[A run of records]
****
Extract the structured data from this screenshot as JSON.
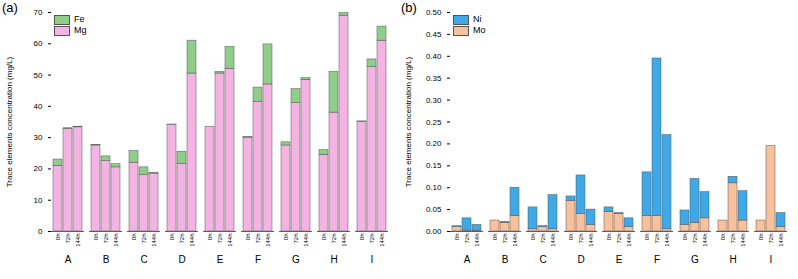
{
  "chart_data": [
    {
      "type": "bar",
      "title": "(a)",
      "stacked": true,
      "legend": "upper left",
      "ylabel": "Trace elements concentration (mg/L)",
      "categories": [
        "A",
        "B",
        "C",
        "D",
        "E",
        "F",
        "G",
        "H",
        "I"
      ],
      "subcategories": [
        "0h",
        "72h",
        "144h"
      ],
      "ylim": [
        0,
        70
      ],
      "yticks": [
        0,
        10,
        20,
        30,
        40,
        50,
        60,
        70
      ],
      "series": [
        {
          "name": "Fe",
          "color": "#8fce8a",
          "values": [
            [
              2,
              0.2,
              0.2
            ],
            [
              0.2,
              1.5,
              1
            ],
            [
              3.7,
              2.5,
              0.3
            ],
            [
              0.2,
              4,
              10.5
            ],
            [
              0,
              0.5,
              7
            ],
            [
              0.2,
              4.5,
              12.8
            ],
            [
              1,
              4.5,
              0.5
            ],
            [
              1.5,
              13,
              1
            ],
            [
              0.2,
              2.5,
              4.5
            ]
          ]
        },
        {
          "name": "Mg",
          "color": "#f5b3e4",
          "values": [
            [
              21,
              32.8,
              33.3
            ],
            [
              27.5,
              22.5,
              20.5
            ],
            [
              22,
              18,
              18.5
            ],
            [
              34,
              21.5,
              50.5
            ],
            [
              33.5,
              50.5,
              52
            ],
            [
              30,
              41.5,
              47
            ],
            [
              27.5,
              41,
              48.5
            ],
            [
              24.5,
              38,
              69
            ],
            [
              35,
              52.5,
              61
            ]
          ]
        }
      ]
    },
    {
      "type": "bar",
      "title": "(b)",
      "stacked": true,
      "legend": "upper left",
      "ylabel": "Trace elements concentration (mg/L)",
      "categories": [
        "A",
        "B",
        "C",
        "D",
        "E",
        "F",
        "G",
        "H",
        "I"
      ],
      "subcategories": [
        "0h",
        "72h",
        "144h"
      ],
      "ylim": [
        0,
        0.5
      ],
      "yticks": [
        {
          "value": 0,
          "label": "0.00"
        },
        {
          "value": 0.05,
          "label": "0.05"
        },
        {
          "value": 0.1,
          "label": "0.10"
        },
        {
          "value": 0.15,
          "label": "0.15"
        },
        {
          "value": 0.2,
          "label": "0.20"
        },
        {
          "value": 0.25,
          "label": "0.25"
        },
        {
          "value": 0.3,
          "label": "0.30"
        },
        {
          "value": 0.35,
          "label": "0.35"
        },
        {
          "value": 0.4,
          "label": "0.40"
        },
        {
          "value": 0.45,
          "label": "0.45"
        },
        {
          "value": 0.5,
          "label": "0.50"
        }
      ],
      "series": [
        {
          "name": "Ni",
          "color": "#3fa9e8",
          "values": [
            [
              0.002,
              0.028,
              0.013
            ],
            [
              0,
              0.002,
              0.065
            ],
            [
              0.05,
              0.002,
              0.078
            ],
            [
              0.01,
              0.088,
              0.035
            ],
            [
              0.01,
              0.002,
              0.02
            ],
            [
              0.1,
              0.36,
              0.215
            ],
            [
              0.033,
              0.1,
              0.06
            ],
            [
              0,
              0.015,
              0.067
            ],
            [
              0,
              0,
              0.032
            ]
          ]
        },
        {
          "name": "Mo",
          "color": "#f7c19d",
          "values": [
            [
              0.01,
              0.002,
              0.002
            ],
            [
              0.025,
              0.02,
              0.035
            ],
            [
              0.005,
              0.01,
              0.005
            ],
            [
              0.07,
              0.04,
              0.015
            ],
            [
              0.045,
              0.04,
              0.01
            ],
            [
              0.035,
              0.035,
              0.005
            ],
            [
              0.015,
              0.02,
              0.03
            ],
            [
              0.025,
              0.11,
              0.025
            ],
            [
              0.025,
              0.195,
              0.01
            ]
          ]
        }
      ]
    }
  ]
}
****
[Short exercise] Scan the lines for the string "color". Pick out every line that has it.

[Response below]
          "color": "#8fce8a",
          "color": "#f5b3e4",
          "color": "#3fa9e8",
          "color": "#f7c19d",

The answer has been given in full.